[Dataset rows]
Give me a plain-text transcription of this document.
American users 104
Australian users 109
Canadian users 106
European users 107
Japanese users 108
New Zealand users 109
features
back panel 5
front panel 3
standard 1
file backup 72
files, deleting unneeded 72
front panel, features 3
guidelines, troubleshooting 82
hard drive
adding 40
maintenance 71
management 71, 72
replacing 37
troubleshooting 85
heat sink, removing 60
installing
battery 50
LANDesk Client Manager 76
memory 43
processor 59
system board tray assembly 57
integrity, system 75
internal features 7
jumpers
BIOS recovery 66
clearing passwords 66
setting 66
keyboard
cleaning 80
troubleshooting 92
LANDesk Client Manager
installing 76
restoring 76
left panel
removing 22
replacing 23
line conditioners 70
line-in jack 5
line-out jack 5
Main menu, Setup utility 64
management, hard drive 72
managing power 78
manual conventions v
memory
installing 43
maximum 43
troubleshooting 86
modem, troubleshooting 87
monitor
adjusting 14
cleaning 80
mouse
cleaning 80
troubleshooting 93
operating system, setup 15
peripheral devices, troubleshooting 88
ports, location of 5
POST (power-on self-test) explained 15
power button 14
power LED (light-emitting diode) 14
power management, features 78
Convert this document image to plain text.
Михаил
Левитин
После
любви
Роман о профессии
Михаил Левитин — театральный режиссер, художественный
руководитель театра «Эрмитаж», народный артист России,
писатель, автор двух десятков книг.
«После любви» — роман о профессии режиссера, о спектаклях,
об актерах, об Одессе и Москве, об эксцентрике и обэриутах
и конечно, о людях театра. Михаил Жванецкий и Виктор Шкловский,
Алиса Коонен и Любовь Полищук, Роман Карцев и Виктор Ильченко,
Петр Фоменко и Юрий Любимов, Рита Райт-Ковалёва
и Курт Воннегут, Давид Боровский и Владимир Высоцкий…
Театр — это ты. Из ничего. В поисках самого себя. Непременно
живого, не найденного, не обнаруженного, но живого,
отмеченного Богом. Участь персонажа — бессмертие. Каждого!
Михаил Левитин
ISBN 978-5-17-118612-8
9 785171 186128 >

- **Exercise requirements**
Write the data out again in full and exactly.

- **Output of the exercise**
Give me a plain-text transcription of this document.
American users 104
Australian users 109
Canadian users 106
European users 107
Japanese users 108
New Zealand users 109
features
back panel 5
front panel 3
standard 1
file backup 72
files, deleting unneeded 72
front panel, features 3
guidelines, troubleshooting 82
hard drive
adding 40
maintenance 71
management 71, 72
replacing 37
troubleshooting 85
heat sink, removing 60
installing
battery 50
LANDesk Client Manager 76
memory 43
processor 59
system board tray assembly 57
integrity, system 75
internal features 7
jumpers
BIOS recovery 66
clearing passwords 66
setting 66
keyboard
cleaning 80
troubleshooting 92
LANDesk Client Manager
installing 76
restoring 76
left panel
removing 22
replacing 23
line conditioners 70
line-in jack 5
line-out jack 5
Main menu, Setup utility 64
management, hard drive 72
managing power 78
manual conventions v
memory
installing 43
maximum 43
troubleshooting 86
modem, troubleshooting 87
monitor
adjusting 14
cleaning 80
mouse
cleaning 80
troubleshooting 93
operating system, setup 15
peripheral devices, troubleshooting 88
ports, location of 5
POST (power-on self-test) explained 15
power button 14
power LED (light-emitting diode) 14
power management, features 78
Convert this document image to plain text.
Михаил
Левитин
После
любви
Роман о профессии
Михаил Левитин — театральный режиссер, художественный
руководитель театра «Эрмитаж», народный артист России,
писатель, автор двух десятков книг.
«После любви» — роман о профессии режиссера, о спектаклях,
об актерах, об Одессе и Москве, об эксцентрике и обэриутах
и конечно, о людях театра. Михаил Жванецкий и Виктор Шкловский,
Алиса Коонен и Любовь Полищук, Роман Карцев и Виктор Ильченко,
Петр Фоменко и Юрий Любимов, Рита Райт-Ковалёва
и Курт Воннегут, Давид Боровский и Владимир Высоцкий…
Театр — это ты. Из ничего. В поисках самого себя. Непременно
живого, не найденного, не обнаруженного, но живого,
отмеченного Богом. Участь персонажа — бессмертие. Каждого!
Михаил Левитин
ISBN 978-5-17-118612-8
9 785171 186128 >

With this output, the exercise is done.